# [Given problem]
Write the material out again in full, exactly.

+++ Input records +++

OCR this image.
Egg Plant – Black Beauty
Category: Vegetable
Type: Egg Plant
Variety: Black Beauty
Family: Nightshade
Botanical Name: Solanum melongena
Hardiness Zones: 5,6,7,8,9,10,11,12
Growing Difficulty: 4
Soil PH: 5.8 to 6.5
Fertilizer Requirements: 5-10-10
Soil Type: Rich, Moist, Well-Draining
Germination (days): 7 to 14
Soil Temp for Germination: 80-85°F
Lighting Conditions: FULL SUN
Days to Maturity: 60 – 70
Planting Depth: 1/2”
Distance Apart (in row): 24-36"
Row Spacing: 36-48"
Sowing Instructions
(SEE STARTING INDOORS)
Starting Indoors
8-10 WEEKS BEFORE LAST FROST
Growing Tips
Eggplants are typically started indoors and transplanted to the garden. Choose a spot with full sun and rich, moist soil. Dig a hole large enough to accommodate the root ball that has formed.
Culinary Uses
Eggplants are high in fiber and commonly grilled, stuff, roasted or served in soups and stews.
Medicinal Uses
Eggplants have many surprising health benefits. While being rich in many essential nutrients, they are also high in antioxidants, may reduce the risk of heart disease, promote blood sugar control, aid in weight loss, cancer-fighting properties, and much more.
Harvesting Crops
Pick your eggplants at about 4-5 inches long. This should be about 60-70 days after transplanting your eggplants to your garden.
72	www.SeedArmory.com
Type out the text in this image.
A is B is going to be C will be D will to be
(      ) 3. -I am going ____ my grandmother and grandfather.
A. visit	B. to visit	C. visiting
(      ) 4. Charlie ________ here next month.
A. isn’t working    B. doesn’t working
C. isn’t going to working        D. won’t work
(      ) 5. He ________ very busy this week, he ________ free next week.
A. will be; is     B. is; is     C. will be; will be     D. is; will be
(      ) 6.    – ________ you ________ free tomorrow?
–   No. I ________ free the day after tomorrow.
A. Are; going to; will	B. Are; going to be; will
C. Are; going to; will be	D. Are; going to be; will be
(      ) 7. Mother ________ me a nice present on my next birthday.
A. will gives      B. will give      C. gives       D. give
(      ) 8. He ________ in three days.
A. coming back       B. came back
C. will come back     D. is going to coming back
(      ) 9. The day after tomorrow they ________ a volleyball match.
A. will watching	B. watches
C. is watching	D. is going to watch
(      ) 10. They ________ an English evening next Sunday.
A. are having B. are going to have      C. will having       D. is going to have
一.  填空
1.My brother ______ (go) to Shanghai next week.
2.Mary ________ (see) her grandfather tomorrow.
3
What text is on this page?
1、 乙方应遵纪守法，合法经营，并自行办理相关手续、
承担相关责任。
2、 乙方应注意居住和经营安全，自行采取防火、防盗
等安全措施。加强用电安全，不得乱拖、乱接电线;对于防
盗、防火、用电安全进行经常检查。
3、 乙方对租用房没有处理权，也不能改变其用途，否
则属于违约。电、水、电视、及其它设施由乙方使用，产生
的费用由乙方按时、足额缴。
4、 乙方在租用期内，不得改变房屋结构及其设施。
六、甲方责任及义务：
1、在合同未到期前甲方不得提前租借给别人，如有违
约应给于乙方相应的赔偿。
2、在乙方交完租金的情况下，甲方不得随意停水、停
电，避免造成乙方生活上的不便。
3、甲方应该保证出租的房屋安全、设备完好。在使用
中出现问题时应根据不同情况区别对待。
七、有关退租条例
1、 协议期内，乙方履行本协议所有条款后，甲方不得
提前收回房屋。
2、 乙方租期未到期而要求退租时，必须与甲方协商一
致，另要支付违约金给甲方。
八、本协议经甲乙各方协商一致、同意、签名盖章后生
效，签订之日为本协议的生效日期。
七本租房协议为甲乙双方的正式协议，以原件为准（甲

+++

# [Answer below]
OCR this image.
Egg Plant – Black Beauty
Category: Vegetable
Type: Egg Plant
Variety: Black Beauty
Family: Nightshade
Botanical Name: Solanum melongena
Hardiness Zones: 5,6,7,8,9,10,11,12
Growing Difficulty: 4
Soil PH: 5.8 to 6.5
Fertilizer Requirements: 5-10-10
Soil Type: Rich, Moist, Well-Draining
Germination (days): 7 to 14
Soil Temp for Germination: 80-85°F
Lighting Conditions: FULL SUN
Days to Maturity: 60 – 70
Planting Depth: 1/2”
Distance Apart (in row): 24-36"
Row Spacing: 36-48"
Sowing Instructions
(SEE STARTING INDOORS)
Starting Indoors
8-10 WEEKS BEFORE LAST FROST
Growing Tips
Eggplants are typically started indoors and transplanted to the garden. Choose a spot with full sun and rich, moist soil. Dig a hole large enough to accommodate the root ball that has formed.
Culinary Uses
Eggplants are high in fiber and commonly grilled, stuff, roasted or served in soups and stews.
Medicinal Uses
Eggplants have many surprising health benefits. While being rich in many essential nutrients, they are also high in antioxidants, may reduce the risk of heart disease, promote blood sugar control, aid in weight loss, cancer-fighting properties, and much more.
Harvesting Crops
Pick your eggplants at about 4-5 inches long. This should be about 60-70 days after transplanting your eggplants to your garden.
72	www.SeedArmory.com
Type out the text in this image.
A is B is going to be C will be D will to be
(      ) 3. -I am going ____ my grandmother and grandfather.
A. visit	B. to visit	C. visiting
(      ) 4. Charlie ________ here next month.
A. isn’t working    B. doesn’t working
C. isn’t going to working        D. won’t work
(      ) 5. He ________ very busy this week, he ________ free next week.
A. will be; is     B. is; is     C. will be; will be     D. is; will be
(      ) 6.    – ________ you ________ free tomorrow?
–   No. I ________ free the day after tomorrow.
A. Are; going to; will	B. Are; going to be; will
C. Are; going to; will be	D. Are; going to be; will be
(      ) 7. Mother ________ me a nice present on my next birthday.
A. will gives      B. will give      C. gives       D. give
(      ) 8. He ________ in three days.
A. coming back       B. came back
C. will come back     D. is going to coming back
(      ) 9. The day after tomorrow they ________ a volleyball match.
A. will watching	B. watches
C. is watching	D. is going to watch
(      ) 10. They ________ an English evening next Sunday.
A. are having B. are going to have      C. will having       D. is going to have
一.  填空
1.My brother ______ (go) to Shanghai next week.
2.Mary ________ (see) her grandfather tomorrow.
3
What text is on this page?
1、 乙方应遵纪守法，合法经营，并自行办理相关手续、
承担相关责任。
2、 乙方应注意居住和经营安全，自行采取防火、防盗
等安全措施。加强用电安全，不得乱拖、乱接电线;对于防
盗、防火、用电安全进行经常检查。
3、 乙方对租用房没有处理权，也不能改变其用途，否
则属于违约。电、水、电视、及其它设施由乙方使用，产生
的费用由乙方按时、足额缴。
4、 乙方在租用期内，不得改变房屋结构及其设施。
六、甲方责任及义务：
1、在合同未到期前甲方不得提前租借给别人，如有违
约应给于乙方相应的赔偿。
2、在乙方交完租金的情况下，甲方不得随意停水、停
电，避免造成乙方生活上的不便。
3、甲方应该保证出租的房屋安全、设备完好。在使用
中出现问题时应根据不同情况区别对待。
七、有关退租条例
1、 协议期内，乙方履行本协议所有条款后，甲方不得
提前收回房屋。
2、 乙方租期未到期而要求退租时，必须与甲方协商一
致，另要支付违约金给甲方。
八、本协议经甲乙各方协商一致、同意、签名盖章后生
效，签订之日为本协议的生效日期。
七本租房协议为甲乙双方的正式协议，以原件为准（甲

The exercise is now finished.